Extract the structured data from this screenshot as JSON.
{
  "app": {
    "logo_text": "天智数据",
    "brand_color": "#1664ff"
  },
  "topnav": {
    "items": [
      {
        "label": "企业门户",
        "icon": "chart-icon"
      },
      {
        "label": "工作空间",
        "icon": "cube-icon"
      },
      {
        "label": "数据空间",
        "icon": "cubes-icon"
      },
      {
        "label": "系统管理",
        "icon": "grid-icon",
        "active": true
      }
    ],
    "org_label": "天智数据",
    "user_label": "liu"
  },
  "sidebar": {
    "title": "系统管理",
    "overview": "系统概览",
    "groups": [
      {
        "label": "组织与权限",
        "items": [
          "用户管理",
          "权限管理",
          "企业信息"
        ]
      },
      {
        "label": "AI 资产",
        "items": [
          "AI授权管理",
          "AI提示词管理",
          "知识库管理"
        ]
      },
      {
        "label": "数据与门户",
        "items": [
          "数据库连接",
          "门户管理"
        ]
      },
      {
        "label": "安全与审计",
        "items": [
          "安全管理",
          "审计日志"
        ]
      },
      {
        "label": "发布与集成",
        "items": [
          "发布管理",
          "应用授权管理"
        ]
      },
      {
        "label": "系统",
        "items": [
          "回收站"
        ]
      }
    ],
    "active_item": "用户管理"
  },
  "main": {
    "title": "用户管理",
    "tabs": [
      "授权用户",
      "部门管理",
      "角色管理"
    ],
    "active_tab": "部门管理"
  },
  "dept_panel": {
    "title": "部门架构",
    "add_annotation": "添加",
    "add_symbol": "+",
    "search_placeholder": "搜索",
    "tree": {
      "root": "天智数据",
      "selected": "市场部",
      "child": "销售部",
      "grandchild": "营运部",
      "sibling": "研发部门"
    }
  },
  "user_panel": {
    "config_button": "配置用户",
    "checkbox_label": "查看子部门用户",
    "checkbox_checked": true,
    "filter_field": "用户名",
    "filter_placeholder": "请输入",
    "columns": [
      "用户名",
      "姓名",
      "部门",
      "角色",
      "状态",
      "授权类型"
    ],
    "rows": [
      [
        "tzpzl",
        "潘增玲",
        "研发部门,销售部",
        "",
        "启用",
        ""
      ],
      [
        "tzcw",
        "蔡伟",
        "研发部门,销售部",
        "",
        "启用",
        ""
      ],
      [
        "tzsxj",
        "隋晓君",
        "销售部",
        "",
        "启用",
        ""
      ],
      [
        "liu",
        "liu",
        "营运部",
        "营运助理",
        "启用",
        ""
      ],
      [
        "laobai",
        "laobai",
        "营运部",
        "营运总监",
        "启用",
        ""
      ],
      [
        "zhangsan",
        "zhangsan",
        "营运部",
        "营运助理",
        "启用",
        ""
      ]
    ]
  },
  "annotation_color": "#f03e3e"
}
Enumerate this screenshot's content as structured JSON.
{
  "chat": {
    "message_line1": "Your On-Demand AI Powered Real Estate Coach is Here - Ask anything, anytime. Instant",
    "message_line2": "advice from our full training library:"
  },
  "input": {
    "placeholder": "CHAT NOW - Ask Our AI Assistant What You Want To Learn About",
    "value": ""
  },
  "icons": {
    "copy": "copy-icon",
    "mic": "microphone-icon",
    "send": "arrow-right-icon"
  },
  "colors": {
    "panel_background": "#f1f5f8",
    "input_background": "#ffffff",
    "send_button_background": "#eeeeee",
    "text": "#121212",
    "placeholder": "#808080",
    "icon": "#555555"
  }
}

◆ ◆ ◆

Which lines in the records above contain the string "天智数据"? Copy each one.

    "logo_text": "天智数据",
    "org_label": "天智数据",
      "root": "天智数据",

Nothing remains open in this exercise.